DATA ROWS ▸
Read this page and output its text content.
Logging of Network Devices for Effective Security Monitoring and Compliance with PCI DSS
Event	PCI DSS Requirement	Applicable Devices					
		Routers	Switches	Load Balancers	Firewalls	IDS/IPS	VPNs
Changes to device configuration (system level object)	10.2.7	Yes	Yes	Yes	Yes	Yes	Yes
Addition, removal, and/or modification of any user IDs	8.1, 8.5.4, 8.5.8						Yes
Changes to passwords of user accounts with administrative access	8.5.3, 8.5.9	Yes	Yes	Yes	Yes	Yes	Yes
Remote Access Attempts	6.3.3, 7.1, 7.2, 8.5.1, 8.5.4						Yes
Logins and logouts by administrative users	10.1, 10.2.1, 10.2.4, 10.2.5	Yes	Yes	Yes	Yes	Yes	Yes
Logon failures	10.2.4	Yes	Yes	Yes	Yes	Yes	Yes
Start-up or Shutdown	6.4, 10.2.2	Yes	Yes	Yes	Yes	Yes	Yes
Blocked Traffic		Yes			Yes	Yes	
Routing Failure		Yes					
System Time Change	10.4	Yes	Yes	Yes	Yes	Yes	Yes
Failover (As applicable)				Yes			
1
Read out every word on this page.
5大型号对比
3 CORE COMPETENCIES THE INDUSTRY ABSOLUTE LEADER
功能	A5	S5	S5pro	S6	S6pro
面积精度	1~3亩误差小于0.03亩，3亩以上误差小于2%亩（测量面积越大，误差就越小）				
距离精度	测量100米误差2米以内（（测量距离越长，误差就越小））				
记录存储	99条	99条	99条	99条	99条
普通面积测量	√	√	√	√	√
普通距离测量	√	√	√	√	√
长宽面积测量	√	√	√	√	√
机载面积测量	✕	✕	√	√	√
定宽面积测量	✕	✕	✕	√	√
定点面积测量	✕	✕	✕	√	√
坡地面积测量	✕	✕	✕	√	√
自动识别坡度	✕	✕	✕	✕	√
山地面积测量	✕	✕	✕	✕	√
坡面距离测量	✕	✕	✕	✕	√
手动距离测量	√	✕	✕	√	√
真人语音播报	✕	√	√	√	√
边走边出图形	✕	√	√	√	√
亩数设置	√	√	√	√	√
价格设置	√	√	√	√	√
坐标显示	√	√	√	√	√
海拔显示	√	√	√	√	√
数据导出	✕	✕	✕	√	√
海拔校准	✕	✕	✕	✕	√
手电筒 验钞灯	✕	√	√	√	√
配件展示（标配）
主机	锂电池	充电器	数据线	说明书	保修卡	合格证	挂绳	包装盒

DIRECTIONS ▸
Each entry is to be returned in full, character for character.

ANSWER FOR THIS EXERCISE ▸
Read this page and output its text content.
Logging of Network Devices for Effective Security Monitoring and Compliance with PCI DSS
Event	PCI DSS Requirement	Applicable Devices					
		Routers	Switches	Load Balancers	Firewalls	IDS/IPS	VPNs
Changes to device configuration (system level object)	10.2.7	Yes	Yes	Yes	Yes	Yes	Yes
Addition, removal, and/or modification of any user IDs	8.1, 8.5.4, 8.5.8						Yes
Changes to passwords of user accounts with administrative access	8.5.3, 8.5.9	Yes	Yes	Yes	Yes	Yes	Yes
Remote Access Attempts	6.3.3, 7.1, 7.2, 8.5.1, 8.5.4						Yes
Logins and logouts by administrative users	10.1, 10.2.1, 10.2.4, 10.2.5	Yes	Yes	Yes	Yes	Yes	Yes
Logon failures	10.2.4	Yes	Yes	Yes	Yes	Yes	Yes
Start-up or Shutdown	6.4, 10.2.2	Yes	Yes	Yes	Yes	Yes	Yes
Blocked Traffic		Yes			Yes	Yes	
Routing Failure		Yes					
System Time Change	10.4	Yes	Yes	Yes	Yes	Yes	Yes
Failover (As applicable)				Yes			
1
Read out every word on this page.
5大型号对比
3 CORE COMPETENCIES THE INDUSTRY ABSOLUTE LEADER
功能	A5	S5	S5pro	S6	S6pro
面积精度	1~3亩误差小于0.03亩，3亩以上误差小于2%亩（测量面积越大，误差就越小）				
距离精度	测量100米误差2米以内（（测量距离越长，误差就越小））				
记录存储	99条	99条	99条	99条	99条
普通面积测量	√	√	√	√	√
普通距离测量	√	√	√	√	√
长宽面积测量	√	√	√	√	√
机载面积测量	✕	✕	√	√	√
定宽面积测量	✕	✕	✕	√	√
定点面积测量	✕	✕	✕	√	√
坡地面积测量	✕	✕	✕	√	√
自动识别坡度	✕	✕	✕	✕	√
山地面积测量	✕	✕	✕	✕	√
坡面距离测量	✕	✕	✕	✕	√
手动距离测量	√	✕	✕	√	√
真人语音播报	✕	√	√	√	√
边走边出图形	✕	√	√	√	√
亩数设置	√	√	√	√	√
价格设置	√	√	√	√	√
坐标显示	√	√	√	√	√
海拔显示	√	√	√	√	√
数据导出	✕	✕	✕	√	√
海拔校准	✕	✕	✕	✕	√
手电筒 验钞灯	✕	√	√	√	√
配件展示（标配）
主机	锂电池	充电器	数据线	说明书	保修卡	合格证	挂绳	包装盒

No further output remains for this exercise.